* [Problem details]
Make an exact copy of the records, dropping all pictures.

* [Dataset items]

==*==

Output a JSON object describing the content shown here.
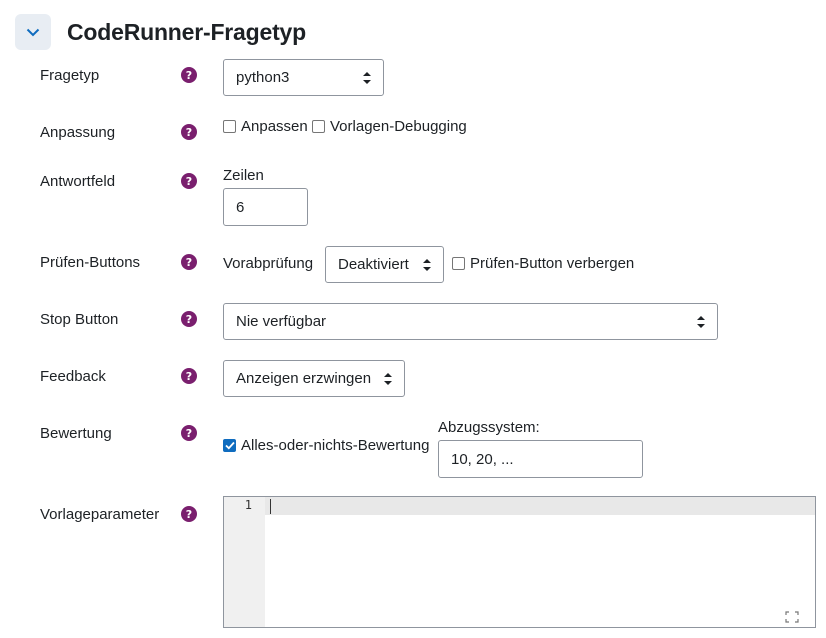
{
  "section": {
    "title": "CodeRunner-Fragetyp"
  },
  "help_glyph": "?",
  "rows": {
    "fragetyp": {
      "label": "Fragetyp",
      "value": "python3"
    },
    "anpassung": {
      "label": "Anpassung",
      "opt1": "Anpassen",
      "opt2": "Vorlagen-Debugging"
    },
    "antwortfeld": {
      "label": "Antwortfeld",
      "zeilen_label": "Zeilen",
      "zeilen_value": "6"
    },
    "pruefen": {
      "label": "Prüfen-Buttons",
      "vorab_label": "Vorabprüfung",
      "vorab_value": "Deaktiviert",
      "hide_label": "Prüfen-Button verbergen"
    },
    "stop": {
      "label": "Stop Button",
      "value": "Nie verfügbar"
    },
    "feedback": {
      "label": "Feedback",
      "value": "Anzeigen erzwingen"
    },
    "bewertung": {
      "label": "Bewertung",
      "all_or_nothing": "Alles-oder-nichts-Bewertung",
      "all_or_nothing_checked": true,
      "penalty_label": "Abzugssystem:",
      "penalty_value": "10, 20, ..."
    },
    "vorlage": {
      "label": "Vorlageparameter",
      "line_number": "1"
    }
  },
  "colors": {
    "help_bg": "#7a1f6e",
    "collapse_bg": "#e8edf3",
    "checkbox_checked": "#0f6cbf"
  }
}
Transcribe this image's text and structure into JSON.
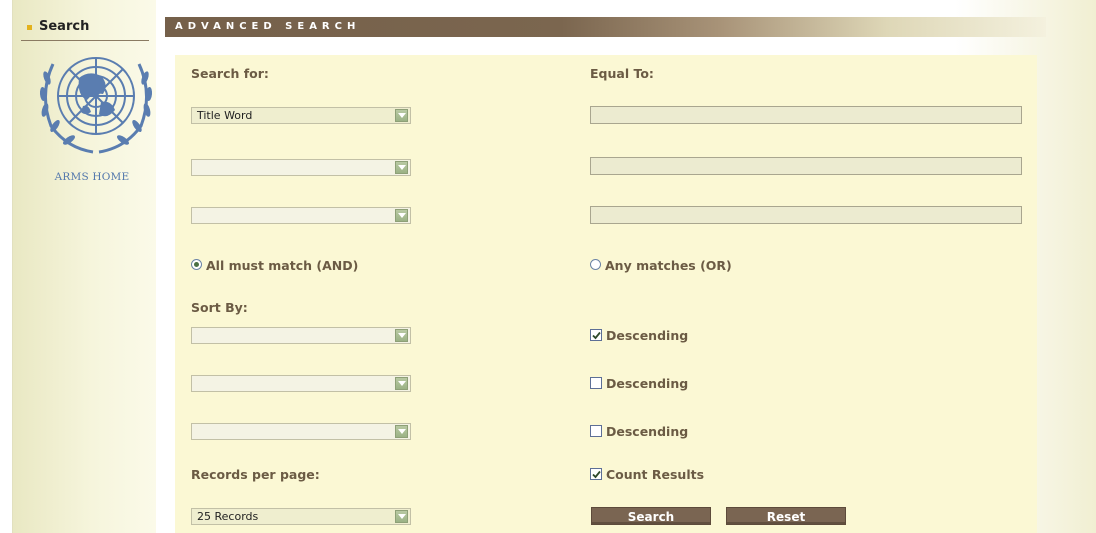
{
  "sidebar": {
    "tab_label": "Search",
    "logo_icon": "un-emblem-icon",
    "home_link": "ARMS HOME"
  },
  "header": {
    "title": "ADVANCED SEARCH"
  },
  "form": {
    "search_for_label": "Search for:",
    "equal_to_label": "Equal To:",
    "search_fields": [
      {
        "selected": "Title Word",
        "value": ""
      },
      {
        "selected": "",
        "value": ""
      },
      {
        "selected": "",
        "value": ""
      }
    ],
    "match_options": {
      "and_label": "All must match (AND)",
      "or_label": "Any matches (OR)",
      "selected": "AND"
    },
    "sort_by_label": "Sort By:",
    "sort_fields": [
      {
        "selected": "",
        "descending_label": "Descending",
        "descending_checked": true
      },
      {
        "selected": "",
        "descending_label": "Descending",
        "descending_checked": false
      },
      {
        "selected": "",
        "descending_label": "Descending",
        "descending_checked": false
      }
    ],
    "records_per_page_label": "Records per page:",
    "records_per_page_selected": "25 Records",
    "count_results_label": "Count Results",
    "count_results_checked": true,
    "search_button": "Search",
    "reset_button": "Reset"
  },
  "colors": {
    "header_bar": "#75604a",
    "panel_bg": "#fbf8d4",
    "label_text": "#6b5b44",
    "button_bg": "#7a6552",
    "link_blue": "#5277ac"
  }
}
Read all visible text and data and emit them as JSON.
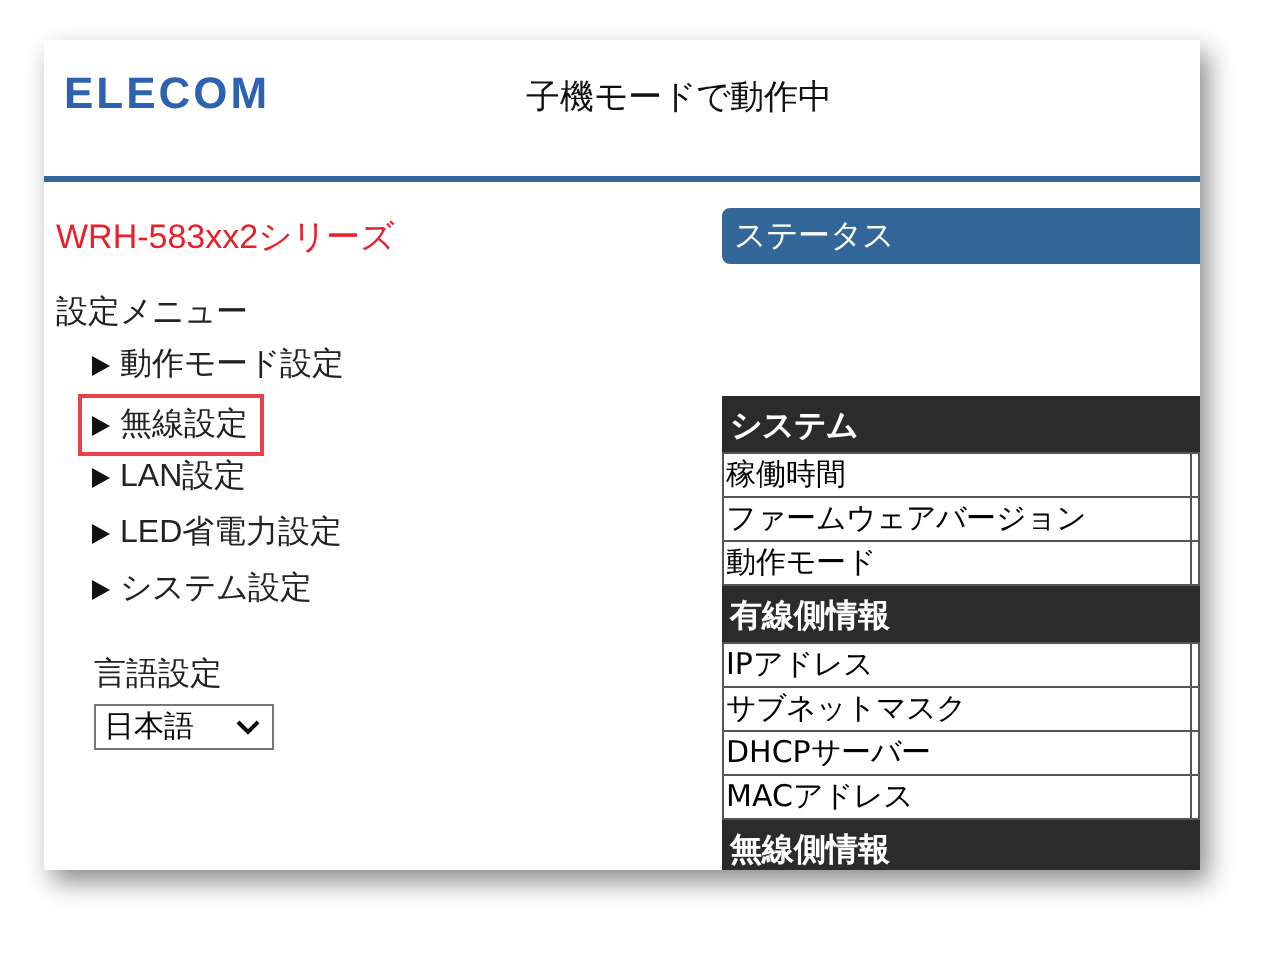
{
  "header": {
    "logo": "ELECOM",
    "status_text": "子機モードで動作中"
  },
  "sidebar": {
    "series": "WRH-583xx2シリーズ",
    "menu_title": "設定メニュー",
    "items": [
      {
        "label": "動作モード設定",
        "selected": false
      },
      {
        "label": "無線設定",
        "selected": true
      },
      {
        "label": "LAN設定",
        "selected": false
      },
      {
        "label": "LED省電力設定",
        "selected": false
      },
      {
        "label": "システム設定",
        "selected": false
      }
    ],
    "language_label": "言語設定",
    "language_value": "日本語"
  },
  "main": {
    "heading": "ステータス",
    "table": [
      {
        "kind": "section",
        "label": "システム"
      },
      {
        "kind": "row",
        "label": "稼働時間"
      },
      {
        "kind": "row",
        "label": "ファームウェアバージョン"
      },
      {
        "kind": "row",
        "label": "動作モード"
      },
      {
        "kind": "section",
        "label": "有線側情報"
      },
      {
        "kind": "row",
        "label": "IPアドレス"
      },
      {
        "kind": "row",
        "label": "サブネットマスク"
      },
      {
        "kind": "row",
        "label": "DHCPサーバー"
      },
      {
        "kind": "row",
        "label": "MACアドレス"
      },
      {
        "kind": "section",
        "label": "無線側情報"
      }
    ]
  }
}
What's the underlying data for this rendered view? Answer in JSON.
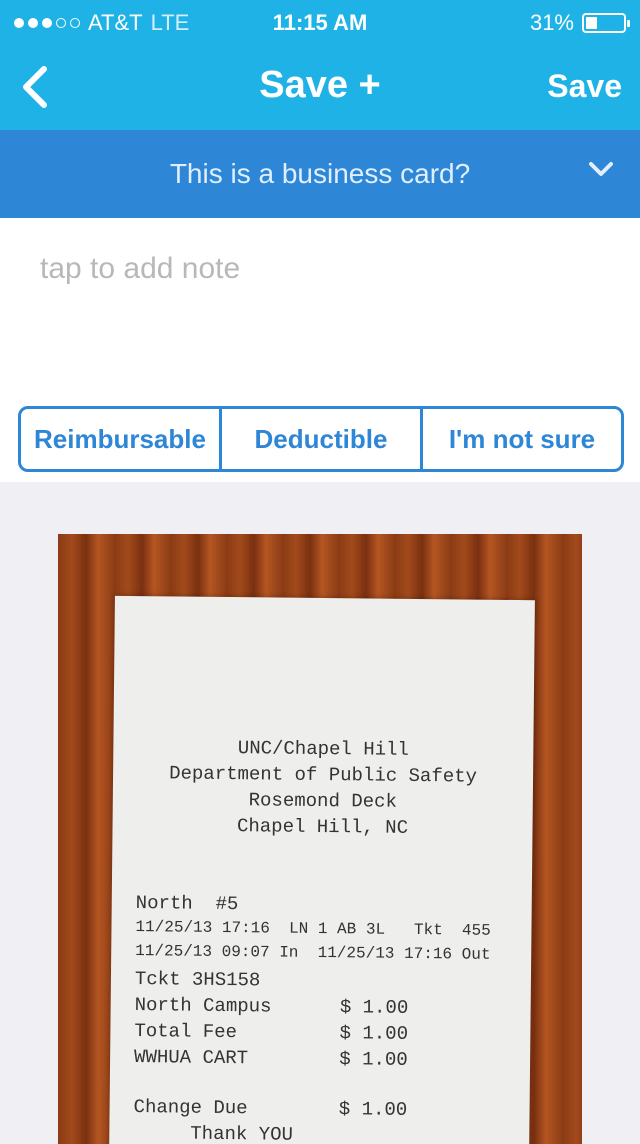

==*==

* [Exercise solution]
Output a JSON object describing the content shown here.
{
  "section": {
    "title": "CodeRunner-Fragetyp"
  },
  "help_glyph": "?",
  "rows": {
    "fragetyp": {
      "label": "Fragetyp",
      "value": "python3"
    },
    "anpassung": {
      "label": "Anpassung",
      "opt1": "Anpassen",
      "opt2": "Vorlagen-Debugging"
    },
    "antwortfeld": {
      "label": "Antwortfeld",
      "zeilen_label": "Zeilen",
      "zeilen_value": "6"
    },
    "pruefen": {
      "label": "Prüfen-Buttons",
      "vorab_label": "Vorabprüfung",
      "vorab_value": "Deaktiviert",
      "hide_label": "Prüfen-Button verbergen"
    },
    "stop": {
      "label": "Stop Button",
      "value": "Nie verfügbar"
    },
    "feedback": {
      "label": "Feedback",
      "value": "Anzeigen erzwingen"
    },
    "bewertung": {
      "label": "Bewertung",
      "all_or_nothing": "Alles-oder-nichts-Bewertung",
      "all_or_nothing_checked": true,
      "penalty_label": "Abzugssystem:",
      "penalty_value": "10, 20, ..."
    },
    "vorlage": {
      "label": "Vorlageparameter",
      "line_number": "1"
    }
  },
  "colors": {
    "help_bg": "#7a1f6e",
    "collapse_bg": "#e8edf3",
    "checkbox_checked": "#0f6cbf"
  }
}
Transcribe this image's text and structure into JSON.
{
  "sidebar": {
    "tab_label": "Search",
    "logo_icon": "un-emblem-icon",
    "home_link": "ARMS HOME"
  },
  "header": {
    "title": "ADVANCED SEARCH"
  },
  "form": {
    "search_for_label": "Search for:",
    "equal_to_label": "Equal To:",
    "search_fields": [
      {
        "selected": "Title Word",
        "value": ""
      },
      {
        "selected": "",
        "value": ""
      },
      {
        "selected": "",
        "value": ""
      }
    ],
    "match_options": {
      "and_label": "All must match (AND)",
      "or_label": "Any matches (OR)",
      "selected": "AND"
    },
    "sort_by_label": "Sort By:",
    "sort_fields": [
      {
        "selected": "",
        "descending_label": "Descending",
        "descending_checked": true
      },
      {
        "selected": "",
        "descending_label": "Descending",
        "descending_checked": false
      },
      {
        "selected": "",
        "descending_label": "Descending",
        "descending_checked": false
      }
    ],
    "records_per_page_label": "Records per page:",
    "records_per_page_selected": "25 Records",
    "count_results_label": "Count Results",
    "count_results_checked": true,
    "search_button": "Search",
    "reset_button": "Reset"
  },
  "colors": {
    "header_bar": "#75604a",
    "panel_bg": "#fbf8d4",
    "label_text": "#6b5b44",
    "button_bg": "#7a6552",
    "link_blue": "#5277ac"
  }
}
Read all visible text and data and emit them as JSON.
{
  "header": {
    "logo": "ELECOM",
    "status_text": "子機モードで動作中"
  },
  "sidebar": {
    "series": "WRH-583xx2シリーズ",
    "menu_title": "設定メニュー",
    "items": [
      {
        "label": "動作モード設定",
        "selected": false
      },
      {
        "label": "無線設定",
        "selected": true
      },
      {
        "label": "LAN設定",
        "selected": false
      },
      {
        "label": "LED省電力設定",
        "selected": false
      },
      {
        "label": "システム設定",
        "selected": false
      }
    ],
    "language_label": "言語設定",
    "language_value": "日本語"
  },
  "main": {
    "heading": "ステータス",
    "table": [
      {
        "kind": "section",
        "label": "システム"
      },
      {
        "kind": "row",
        "label": "稼働時間"
      },
      {
        "kind": "row",
        "label": "ファームウェアバージョン"
      },
      {
        "kind": "row",
        "label": "動作モード"
      },
      {
        "kind": "section",
        "label": "有線側情報"
      },
      {
        "kind": "row",
        "label": "IPアドレス"
      },
      {
        "kind": "row",
        "label": "サブネットマスク"
      },
      {
        "kind": "row",
        "label": "DHCPサーバー"
      },
      {
        "kind": "row",
        "label": "MACアドレス"
      },
      {
        "kind": "section",
        "label": "無線側情報"
      }
    ]
  }
}
What's the underlying data for this rendered view? Answer in JSON.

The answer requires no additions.